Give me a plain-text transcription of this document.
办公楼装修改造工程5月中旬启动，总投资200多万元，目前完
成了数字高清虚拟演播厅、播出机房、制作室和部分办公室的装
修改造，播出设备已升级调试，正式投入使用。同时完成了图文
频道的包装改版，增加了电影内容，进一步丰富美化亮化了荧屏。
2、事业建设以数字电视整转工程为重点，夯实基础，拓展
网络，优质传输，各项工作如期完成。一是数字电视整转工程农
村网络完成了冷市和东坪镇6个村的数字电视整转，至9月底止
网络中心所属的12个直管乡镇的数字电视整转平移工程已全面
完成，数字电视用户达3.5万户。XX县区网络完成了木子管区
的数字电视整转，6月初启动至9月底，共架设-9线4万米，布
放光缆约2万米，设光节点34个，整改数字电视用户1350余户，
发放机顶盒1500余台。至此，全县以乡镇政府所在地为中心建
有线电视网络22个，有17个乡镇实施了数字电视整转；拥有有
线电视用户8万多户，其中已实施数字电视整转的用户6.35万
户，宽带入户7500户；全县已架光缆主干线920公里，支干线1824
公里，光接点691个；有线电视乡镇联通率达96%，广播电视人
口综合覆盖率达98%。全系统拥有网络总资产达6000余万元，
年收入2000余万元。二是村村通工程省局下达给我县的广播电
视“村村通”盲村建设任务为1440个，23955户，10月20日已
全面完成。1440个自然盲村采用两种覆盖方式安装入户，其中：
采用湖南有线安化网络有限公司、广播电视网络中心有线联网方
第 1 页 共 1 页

TASK BRIEF: Extract the listing in its entirety and repeat it exactly.

CORRECT OUTPUT:
Give me a plain-text transcription of this document.
办公楼装修改造工程5月中旬启动，总投资200多万元，目前完
成了数字高清虚拟演播厅、播出机房、制作室和部分办公室的装
修改造，播出设备已升级调试，正式投入使用。同时完成了图文
频道的包装改版，增加了电影内容，进一步丰富美化亮化了荧屏。
2、事业建设以数字电视整转工程为重点，夯实基础，拓展
网络，优质传输，各项工作如期完成。一是数字电视整转工程农
村网络完成了冷市和东坪镇6个村的数字电视整转，至9月底止
网络中心所属的12个直管乡镇的数字电视整转平移工程已全面
完成，数字电视用户达3.5万户。XX县区网络完成了木子管区
的数字电视整转，6月初启动至9月底，共架设-9线4万米，布
放光缆约2万米，设光节点34个，整改数字电视用户1350余户，
发放机顶盒1500余台。至此，全县以乡镇政府所在地为中心建
有线电视网络22个，有17个乡镇实施了数字电视整转；拥有有
线电视用户8万多户，其中已实施数字电视整转的用户6.35万
户，宽带入户7500户；全县已架光缆主干线920公里，支干线1824
公里，光接点691个；有线电视乡镇联通率达96%，广播电视人
口综合覆盖率达98%。全系统拥有网络总资产达6000余万元，
年收入2000余万元。二是村村通工程省局下达给我县的广播电
视“村村通”盲村建设任务为1440个，23955户，10月20日已
全面完成。1440个自然盲村采用两种覆盖方式安装入户，其中：
采用湖南有线安化网络有限公司、广播电视网络中心有线联网方
第 1 页 共 1 页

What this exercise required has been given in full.